--- Testo di lettura ---
I PREPARATIVI DELLA GUERRA ECONOMICA. Ormai da alcuni anni gli Stati stanno adattando il proprio sistema economico a un “possibile” conflitto, accorciando la supply chain (eufemisticamente si parla di friendshoring o de-risking), differenziando le forniture energetiche, approvvigionandosi delle materie prime critiche, cercando di controllare i flussi dei dati trasmessi all’estero, limitando le forniture di prodotti ad alta tecnologia (microchip in particolare) a paesi ritenuti competitor strategici, bloccando gli investimenti esteri e persino quelli in uscita, e così via. Insomma, per dirla in poche parole, stiamo richiudendoci in noi stessi, perseguendo una impossibile autarchia economica, per essere preparati in caso di guerra. E tutto ciò rischia di diventare una profezia che si autoavvera.

Le ultime mosse di politica commerciale del Presidente Trump hanno reso evidente a tutti la situazione, portando sulle prime pagine dei quotidiani e nei talk-show un dibattito che prima riguardava solo studiosi di geopolitica, economisti e qualche maître à penser più illuminato. Ma questo fenomeno, che sta stravolgendo l’ordine economico internazionale, non nasce certo oggi. Le prime avvisaglie risalgono a poco meno di una decina d’anni fa, durante la prima presidenza Trump, e da allora la situazione si è progressivamente complicata. I conflitti economici si sono moltiplicati e sono diventati sempre più virulenti.

--- Da svolgere ---
1. Trascrivi dal testo sulla guerra economica il passo da "I PREPARATIVI DELLA" a "che si autoavvera.".
2. Secondo il testo sulla guerra economica, a quando risalgono le prime avvisaglie del fenomeno?
Il materiale qui sotto non serve.

[Materiale di partenza]

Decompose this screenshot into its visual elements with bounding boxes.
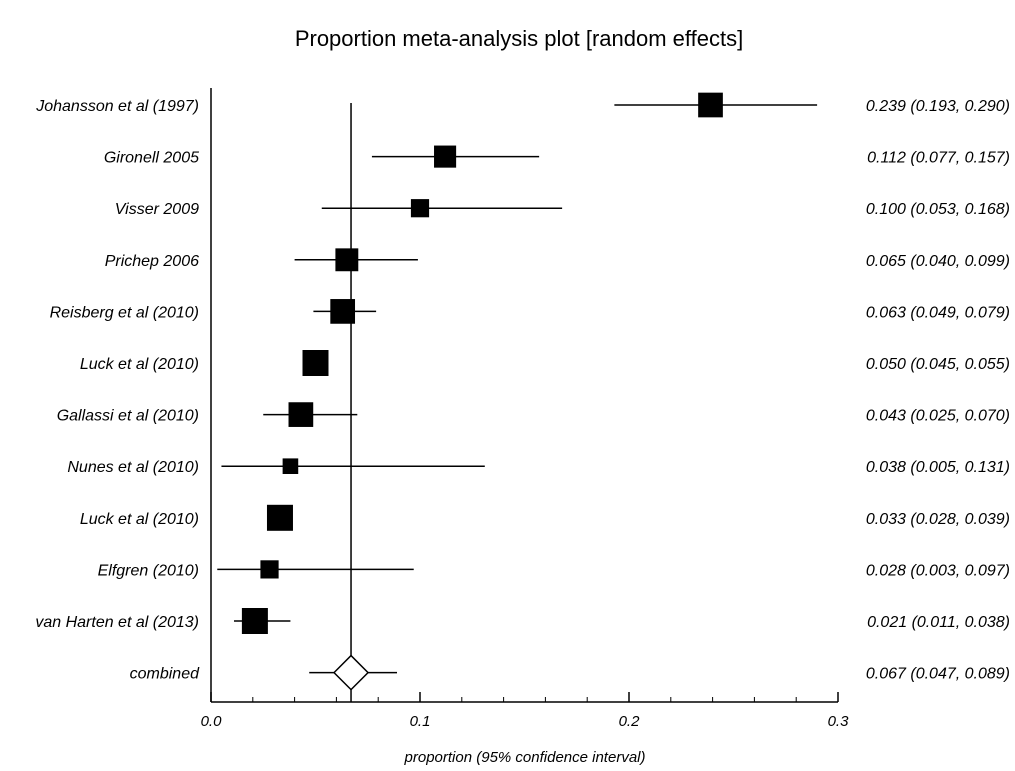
- point-estimate-square: [434, 145, 457, 168]
- study-label: Gironell 2005: [104, 150, 199, 167]
- x-tick-label: 0.3: [828, 713, 850, 730]
- estimate-label: 0.065 (0.040, 0.099): [866, 253, 1010, 270]
- point-estimate-square: [288, 402, 314, 427]
- study-label: Elfgren (2010): [98, 562, 199, 579]
- point-estimate-square: [302, 350, 329, 376]
- estimate-label: 0.100 (0.053, 0.168): [866, 201, 1010, 218]
- estimate-label: 0.112 (0.077, 0.157): [867, 150, 1010, 167]
- study-label: Luck et al (2010): [80, 356, 199, 373]
- study-label: Nunes et al (2010): [67, 459, 199, 476]
- x-axis-label: proportion (95% confidence interval): [404, 749, 646, 766]
- study-label: Reisberg et al (2010): [50, 304, 199, 321]
- point-estimate-square: [335, 248, 359, 272]
- estimate-label: 0.033 (0.028, 0.039): [866, 511, 1010, 528]
- combined-label: combined: [130, 666, 200, 683]
- study-label: Visser 2009: [115, 201, 199, 218]
- estimate-label: 0.239 (0.193, 0.290): [866, 98, 1010, 115]
- point-estimate-square: [698, 92, 723, 118]
- study-label: Gallassi et al (2010): [57, 408, 199, 425]
- combined-diamond: [332, 654, 370, 691]
- estimate-label: 0.021 (0.011, 0.038): [867, 614, 1010, 631]
- point-estimate-square: [241, 608, 268, 634]
- study-label: Luck et al (2010): [80, 511, 199, 528]
- point-estimate-square: [266, 504, 293, 531]
- estimate-label: 0.043 (0.025, 0.070): [866, 408, 1010, 425]
- x-tick-label: 0.2: [619, 713, 641, 730]
- plot-area: 0.0 0.1 0.2 0.3 Johansson et al (1997) 0.239 …: [35, 88, 1010, 730]
- study-label: Johansson et al (1997): [35, 98, 199, 115]
- study-label: van Harten et al (2013): [35, 614, 199, 631]
- estimate-label: 0.050 (0.045, 0.055): [866, 356, 1010, 373]
- estimate-label: 0.063 (0.049, 0.079): [866, 304, 1010, 321]
- point-estimate-square: [282, 458, 299, 474]
- x-tick-label: 0.1: [410, 713, 431, 730]
- combined-estimate-label: 0.067 (0.047, 0.089): [866, 666, 1010, 683]
- point-estimate-square: [260, 560, 279, 579]
- point-estimate-square: [330, 299, 356, 324]
- point-estimate-square: [410, 199, 430, 218]
- x-tick-label: 0.0: [201, 713, 223, 730]
- estimate-label: 0.038 (0.005, 0.131): [866, 459, 1010, 476]
- chart-title: Proportion meta-analysis plot [random ef…: [295, 26, 743, 51]
- estimate-label: 0.028 (0.003, 0.097): [866, 562, 1010, 579]
- study-label: Prichep 2006: [105, 253, 199, 270]
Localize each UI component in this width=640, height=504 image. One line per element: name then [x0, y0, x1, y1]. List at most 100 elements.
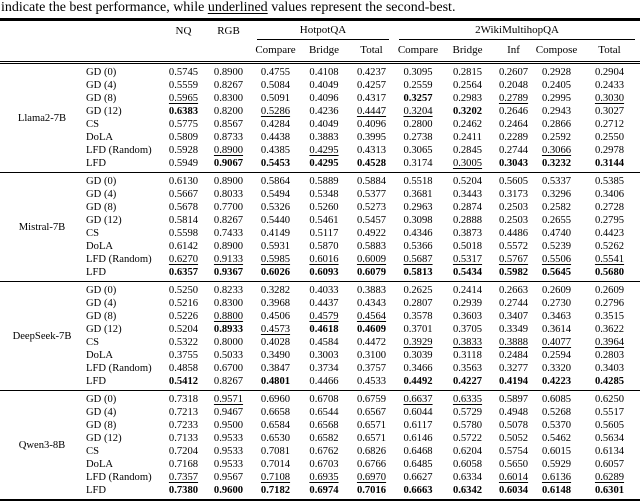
metric-value: 0.4108: [309, 67, 339, 78]
metric-value: 0.2559: [403, 80, 433, 91]
metric-value: 0.4223: [541, 376, 572, 387]
metric-value: 0.6134: [594, 446, 625, 457]
metric-value: 0.5262: [594, 241, 625, 252]
method-label: LFD: [86, 158, 107, 169]
table-row: LFD 0.5412 0.8267 0.4801 0.4466 0.4533 0.4492 0…: [0, 375, 640, 391]
subheader-wiki-inf: Inf: [493, 42, 535, 64]
metric-value: 0.2939: [452, 298, 483, 309]
metric-value: 0.3349: [498, 324, 529, 335]
metric-value: 0.5518: [403, 176, 433, 187]
metric-value: 0.2592: [541, 132, 572, 143]
metric-value: 0.8233: [213, 285, 244, 296]
metric-value: 0.4284: [260, 119, 291, 130]
metric-value: 0.4564: [356, 311, 387, 322]
metric-value: 0.7182: [260, 485, 291, 496]
metric-value: 0.5982: [498, 267, 529, 278]
metric-value: 0.5559: [168, 80, 199, 91]
header-row-groups: NQ RGB HotpotQA 2WikiMultihopQA: [0, 20, 640, 43]
metric-value: 0.6146: [403, 433, 433, 444]
table-row: DoLA 0.6142 0.8900 0.5931 0.5870 0.5883 0.5366…: [0, 240, 640, 253]
metric-value: 0.4317: [356, 93, 387, 104]
metric-value: 0.3995: [356, 132, 387, 143]
metric-value: 0.5780: [452, 420, 483, 431]
metric-value: 0.7213: [168, 407, 199, 418]
metric-value: 0.5018: [452, 241, 483, 252]
table-row: GD (8) 0.5226 0.8800 0.4506 0.4579 0.4564 0.35…: [0, 310, 640, 323]
metric-value: 0.6334: [452, 472, 483, 483]
table-row: LFD 0.6357 0.9367 0.6026 0.6093 0.6079 0.5813 0…: [0, 266, 640, 282]
metric-value: 0.5541: [594, 254, 625, 265]
subheader-hotpot-compare: Compare: [252, 42, 299, 64]
subheader-hotpot-total: Total: [349, 42, 395, 64]
metric-value: 0.4194: [498, 376, 529, 387]
metric-value: 0.2405: [541, 80, 572, 91]
table-row: Llama2-7B GD (0) 0.5745 0.8900 0.4755 0.4108 0…: [0, 63, 640, 124]
method-label: GD (4): [86, 80, 117, 91]
metric-value: 0.5286: [260, 106, 291, 117]
metric-value: 0.3757: [356, 363, 387, 374]
metric-value: 0.5931: [260, 241, 291, 252]
metric-value: 0.3968: [260, 298, 291, 309]
metric-value: 0.9133: [213, 254, 244, 265]
method-label: LFD: [86, 376, 107, 387]
metric-value: 0.6970: [356, 472, 387, 483]
method-label: GD (4): [86, 298, 117, 309]
metric-value: 0.7357: [168, 472, 199, 483]
metric-value: 0.4028: [260, 337, 291, 348]
metric-value: 0.3888: [498, 337, 529, 348]
metric-value: 0.4237: [356, 67, 387, 78]
metric-value: 0.6762: [309, 446, 339, 457]
method-label: GD (12): [86, 215, 122, 226]
table-row: CS 0.5775 0.8567 0.4284 0.4049 0.4096 0.2800 0.…: [0, 118, 640, 131]
metric-value: 0.4472: [356, 337, 387, 348]
method-label: GD (4): [86, 407, 117, 418]
metric-value: 0.6130: [168, 176, 199, 187]
metric-value: 0.6079: [356, 267, 387, 278]
metric-value: 0.8267: [213, 376, 244, 387]
col-group-2wikimultihopqa-label: 2WikiMultihopQA: [399, 24, 636, 40]
metric-value: 0.5605: [594, 420, 625, 431]
metric-value: 0.2411: [453, 132, 482, 143]
caption-text-before: indicate the best performance, while: [1, 0, 208, 15]
table-row: GD (12) 0.6383 0.8200 0.5286 0.4236 0.4447 0.3…: [0, 105, 640, 118]
metric-value: 0.3515: [594, 311, 625, 322]
metric-value: 0.4573: [260, 324, 291, 335]
metric-value: 0.5462: [541, 433, 572, 444]
table-row: GD (4) 0.5667 0.8033 0.5494 0.5348 0.5377 0.36…: [0, 188, 640, 201]
metric-value: 0.2983: [452, 93, 483, 104]
metric-value: 0.9567: [213, 472, 244, 483]
metric-value: 0.5883: [356, 241, 387, 252]
col-group-2wikimultihopqa: 2WikiMultihopQA: [394, 20, 640, 43]
metric-value: 0.5985: [260, 254, 291, 265]
metric-value: 0.2462: [452, 119, 483, 130]
metric-value: 0.3277: [498, 363, 529, 374]
metric-value: 0.3043: [498, 158, 529, 169]
metric-value: 0.9533: [213, 433, 244, 444]
spacer: [162, 42, 205, 64]
table-row: GD (4) 0.7213 0.9467 0.6658 0.6544 0.6567 0.60…: [0, 406, 640, 419]
metric-value: 0.5204: [168, 324, 199, 335]
method-label: GD (8): [86, 202, 117, 213]
metric-value: 0.5754: [498, 446, 529, 457]
metric-value: 0.6058: [452, 459, 483, 470]
metric-value: 0.2866: [541, 119, 572, 130]
metric-value: 0.5494: [260, 189, 291, 200]
metric-value: 0.6658: [260, 407, 291, 418]
metric-value: 0.6301: [594, 485, 625, 496]
metric-value: 0.6014: [498, 472, 529, 483]
metric-value: 0.6700: [213, 363, 244, 374]
metric-value: 0.3622: [594, 324, 625, 335]
metric-value: 0.5091: [260, 93, 291, 104]
model-group: Llama2-7B GD (0) 0.5745 0.8900 0.4755 0.4108 0…: [0, 62, 640, 173]
metric-value: 0.5605: [498, 176, 529, 187]
metric-value: 0.9533: [213, 459, 244, 470]
metric-value: 0.6085: [541, 394, 572, 405]
subheader-wiki-compose: Compose: [534, 42, 580, 64]
metric-value: 0.3490: [260, 350, 291, 361]
metric-value: 0.7380: [168, 485, 199, 496]
metric-value: 0.2789: [498, 93, 529, 104]
method-label: DoLA: [86, 459, 114, 470]
table-header: NQ RGB HotpotQA 2WikiMultihopQA Compare …: [0, 20, 640, 64]
metric-value: 0.5033: [213, 350, 244, 361]
method-label: GD (8): [86, 93, 117, 104]
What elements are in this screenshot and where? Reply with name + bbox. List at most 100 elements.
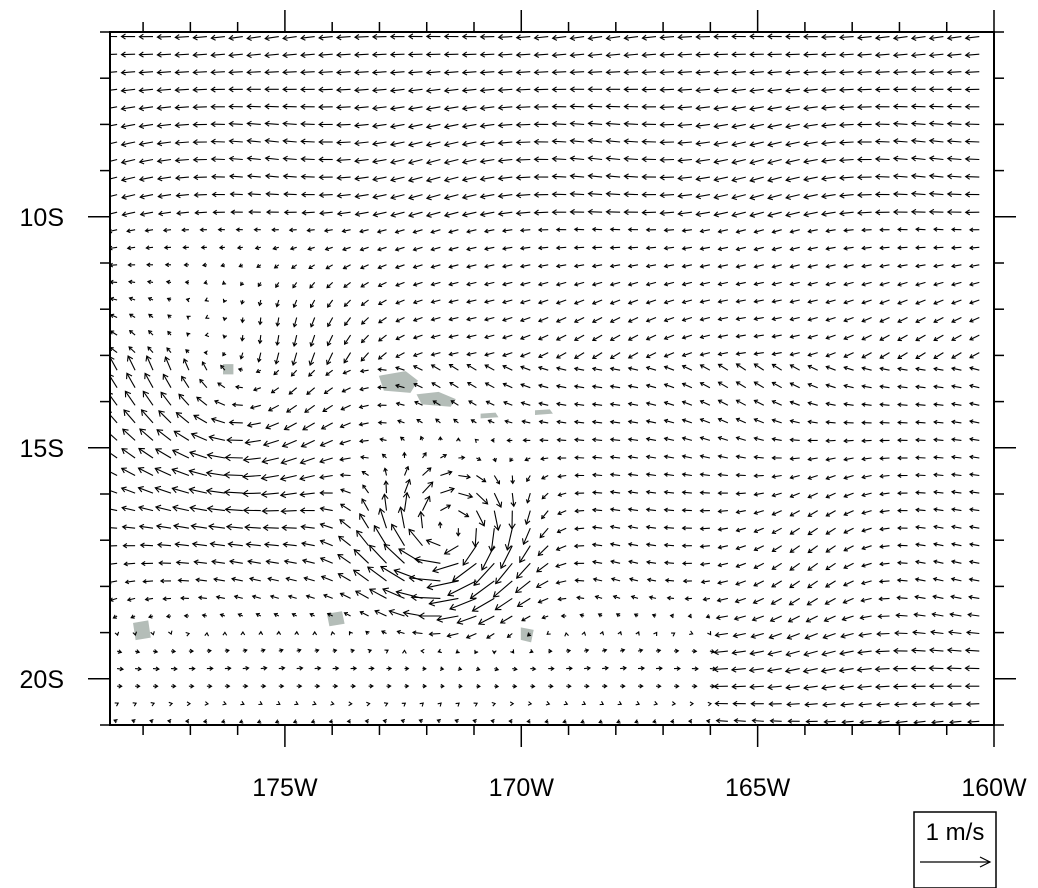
- wind-vector: [807, 382, 818, 389]
- wind-vector: [699, 264, 711, 269]
- wind-vector: [910, 173, 926, 180]
- wind-vector: [471, 528, 480, 548]
- wind-vector: [192, 156, 207, 163]
- wind-vector: [497, 87, 513, 94]
- wind-vector: [609, 472, 621, 478]
- wind-vector: [695, 193, 710, 200]
- wind-vector: [928, 103, 944, 110]
- wind-vector: [240, 281, 245, 287]
- wind-vector: [521, 419, 531, 424]
- wind-vector: [526, 718, 531, 724]
- wind-vector: [964, 683, 980, 690]
- wind-vector: [839, 684, 854, 691]
- wind-vector: [768, 701, 782, 707]
- wind-vector: [229, 191, 243, 197]
- wind-vector: [635, 700, 641, 706]
- wind-vector: [361, 498, 370, 511]
- wind-vector: [786, 632, 800, 640]
- wind-vector: [623, 52, 639, 59]
- wind-vector: [749, 141, 764, 148]
- wind-vector: [448, 281, 459, 287]
- wind-vector: [390, 211, 405, 218]
- wind-vector: [515, 86, 531, 93]
- wind-vector: [192, 51, 207, 58]
- wind-vector: [336, 192, 351, 199]
- wind-vector: [591, 384, 603, 390]
- wind-vector: [569, 191, 585, 198]
- wind-vector: [383, 480, 389, 494]
- wind-vector: [235, 227, 243, 232]
- wind-vector: [785, 650, 800, 657]
- wind-vector: [789, 527, 800, 535]
- wind-vector: [205, 469, 225, 478]
- wind-vector: [928, 86, 944, 93]
- wind-vector: [931, 611, 944, 618]
- wind-vector: [591, 507, 603, 513]
- wind-vector: [152, 666, 160, 672]
- wind-vector: [210, 34, 225, 41]
- wind-vector: [753, 298, 764, 304]
- wind-vector: [915, 227, 926, 232]
- wind-vector: [587, 69, 603, 76]
- wind-vector: [527, 701, 533, 706]
- wind-vector: [803, 87, 818, 94]
- wind-vector: [282, 120, 297, 127]
- wind-vector: [717, 508, 728, 514]
- wind-vector: [336, 174, 351, 181]
- wind-vector: [443, 87, 459, 94]
- wind-vector: [807, 492, 818, 499]
- wind-vector: [731, 158, 746, 165]
- wind-vector: [789, 510, 800, 517]
- wind-vector: [300, 121, 315, 128]
- wind-vector: [861, 545, 872, 551]
- x-tick-label: 175W: [252, 774, 318, 802]
- wind-vector: [273, 369, 280, 376]
- wind-vector: [294, 630, 299, 636]
- wind-vector: [767, 141, 782, 148]
- wind-vector: [127, 279, 136, 285]
- wind-vector: [969, 366, 980, 371]
- wind-vector: [474, 438, 479, 444]
- wind-vector: [425, 194, 441, 201]
- wind-vector: [645, 454, 657, 460]
- reference-vector-box: 1 m/s: [913, 811, 997, 888]
- wind-vector: [695, 140, 710, 147]
- wind-vector: [520, 401, 531, 406]
- wind-vector: [142, 390, 154, 406]
- wind-vector: [932, 576, 944, 582]
- wind-vector: [803, 51, 818, 58]
- wind-vector: [461, 51, 477, 58]
- wind-vector: [515, 51, 531, 58]
- wind-vector: [717, 417, 729, 424]
- wind-vector: [456, 615, 477, 625]
- wind-vector: [533, 191, 549, 198]
- wind-vector: [699, 472, 710, 477]
- wind-vector: [501, 246, 513, 251]
- wind-vector: [735, 580, 746, 586]
- wind-vector: [428, 631, 441, 637]
- wind-vector: [681, 263, 693, 269]
- wind-vector: [551, 191, 567, 198]
- wind-vector: [210, 121, 225, 128]
- wind-vector: [175, 192, 189, 199]
- wind-vector: [282, 86, 297, 93]
- wind-vector: [348, 701, 353, 707]
- wind-vector: [186, 701, 192, 707]
- wind-vector: [735, 472, 746, 478]
- wind-vector: [861, 352, 872, 359]
- wind-vector: [365, 630, 370, 635]
- wind-vector: [533, 209, 549, 216]
- wind-vector: [171, 448, 190, 459]
- wind-vector: [325, 264, 333, 270]
- wind-vector: [893, 701, 908, 708]
- wind-vector: [458, 492, 474, 499]
- wind-vector: [535, 580, 549, 589]
- wind-vector: [121, 524, 136, 530]
- wind-vector: [448, 364, 459, 371]
- wind-vector: [858, 701, 872, 708]
- wind-vector: [663, 400, 675, 406]
- wind-vector: [335, 86, 351, 93]
- wind-vector: [130, 614, 136, 619]
- wind-vector: [319, 556, 333, 564]
- wind-vector: [428, 597, 459, 607]
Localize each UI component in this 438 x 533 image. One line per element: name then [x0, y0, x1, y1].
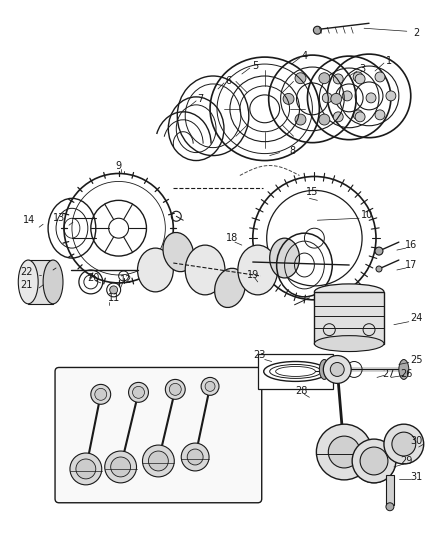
Text: 27: 27	[383, 369, 395, 379]
Text: 7: 7	[197, 94, 203, 104]
Text: 21: 21	[20, 280, 32, 290]
Text: 29: 29	[401, 456, 413, 466]
Circle shape	[201, 377, 219, 395]
Ellipse shape	[314, 336, 384, 352]
Circle shape	[295, 72, 306, 84]
Bar	[258, 353, 333, 389]
Circle shape	[333, 74, 343, 84]
Bar	[314, 292, 384, 344]
Circle shape	[133, 386, 145, 398]
Circle shape	[392, 432, 416, 456]
Text: 20: 20	[88, 273, 100, 283]
Circle shape	[328, 436, 360, 468]
Circle shape	[342, 91, 352, 101]
Circle shape	[355, 74, 365, 84]
Text: 13: 13	[53, 213, 65, 223]
Text: 15: 15	[306, 188, 318, 197]
Text: 23: 23	[254, 350, 266, 360]
Text: 22: 22	[20, 267, 32, 277]
Circle shape	[366, 93, 376, 103]
Text: 4: 4	[301, 51, 307, 61]
Circle shape	[322, 93, 332, 103]
Ellipse shape	[238, 245, 278, 295]
Text: 5: 5	[253, 61, 259, 71]
Circle shape	[110, 286, 118, 294]
Circle shape	[170, 383, 181, 395]
Text: 16: 16	[405, 240, 417, 250]
FancyBboxPatch shape	[55, 367, 262, 503]
Ellipse shape	[270, 238, 300, 278]
Circle shape	[319, 72, 330, 84]
Ellipse shape	[399, 360, 409, 379]
Circle shape	[375, 110, 385, 120]
Text: 18: 18	[226, 233, 238, 243]
Text: 1: 1	[386, 56, 392, 66]
Circle shape	[353, 72, 363, 82]
Circle shape	[142, 445, 174, 477]
Circle shape	[283, 93, 294, 104]
Circle shape	[376, 266, 382, 272]
Circle shape	[105, 451, 137, 483]
Circle shape	[319, 114, 330, 125]
Circle shape	[375, 72, 385, 82]
Ellipse shape	[185, 245, 225, 295]
Ellipse shape	[18, 260, 38, 304]
Circle shape	[353, 110, 363, 120]
Text: 8: 8	[290, 146, 296, 156]
Circle shape	[95, 389, 107, 400]
Circle shape	[91, 384, 111, 404]
Circle shape	[386, 91, 396, 101]
Bar	[28, 260, 53, 304]
Ellipse shape	[215, 268, 245, 308]
Circle shape	[386, 503, 394, 511]
Circle shape	[333, 112, 343, 122]
Text: 24: 24	[410, 313, 423, 323]
Ellipse shape	[43, 260, 63, 304]
Circle shape	[205, 382, 215, 391]
Ellipse shape	[163, 232, 194, 272]
Circle shape	[295, 114, 306, 125]
Circle shape	[352, 439, 396, 483]
Circle shape	[360, 447, 388, 475]
Circle shape	[331, 93, 342, 104]
Text: 9: 9	[116, 160, 122, 171]
Ellipse shape	[314, 284, 384, 300]
Text: 12: 12	[120, 275, 133, 285]
Circle shape	[76, 459, 96, 479]
Ellipse shape	[307, 56, 391, 140]
Text: 14: 14	[23, 215, 35, 225]
Circle shape	[330, 362, 344, 376]
Text: 31: 31	[410, 472, 423, 482]
Text: 3: 3	[359, 64, 365, 74]
Circle shape	[187, 449, 203, 465]
Circle shape	[355, 112, 365, 122]
Circle shape	[181, 443, 209, 471]
Circle shape	[323, 356, 351, 383]
Circle shape	[129, 382, 148, 402]
Text: 11: 11	[108, 293, 120, 303]
Circle shape	[375, 247, 383, 255]
Text: 17: 17	[405, 260, 417, 270]
Circle shape	[165, 379, 185, 399]
Circle shape	[314, 26, 321, 34]
Circle shape	[111, 457, 131, 477]
Circle shape	[384, 424, 424, 464]
Text: 6: 6	[225, 76, 231, 86]
Text: 2: 2	[413, 28, 420, 38]
Circle shape	[70, 453, 102, 485]
Ellipse shape	[319, 360, 329, 379]
Text: 25: 25	[410, 354, 423, 365]
Text: 10: 10	[361, 210, 373, 220]
Ellipse shape	[138, 248, 173, 292]
Text: 26: 26	[401, 369, 413, 379]
Circle shape	[316, 424, 372, 480]
Text: 30: 30	[410, 436, 423, 446]
Text: 28: 28	[295, 386, 307, 397]
Circle shape	[148, 451, 168, 471]
Bar	[386, 475, 394, 505]
Text: 19: 19	[247, 270, 259, 280]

--- Risultati finali ---
1.
I PREPARATIVI DELLA GUERRA ECONOMICA. Ormai da alcuni anni gli Stati stanno adattando il proprio sistema economico a un “possibile” conflitto, accorciando la supply chain (eufemisticamente si parla di friendshoring o de-risking), differenziando le forniture energetiche, approvvigionandosi delle materie prime critiche, cercando di controllare i flussi dei dati trasmessi all’estero, limitando le forniture di prodotti ad alta tecnologia (microchip in particolare) a paesi ritenuti competitor strategici, bloccando gli investimenti esteri e persino quelli in uscita, e così via. Insomma, per dirla in poche parole, stiamo richiudendoci in noi stessi, perseguendo una impossibile autarchia economica, per essere preparati in caso di guerra. E tutto ciò rischia di diventare una profezia che si autoavvera.

2. A poco meno di una decina d'anni fa, durante la prima presidenza Trump.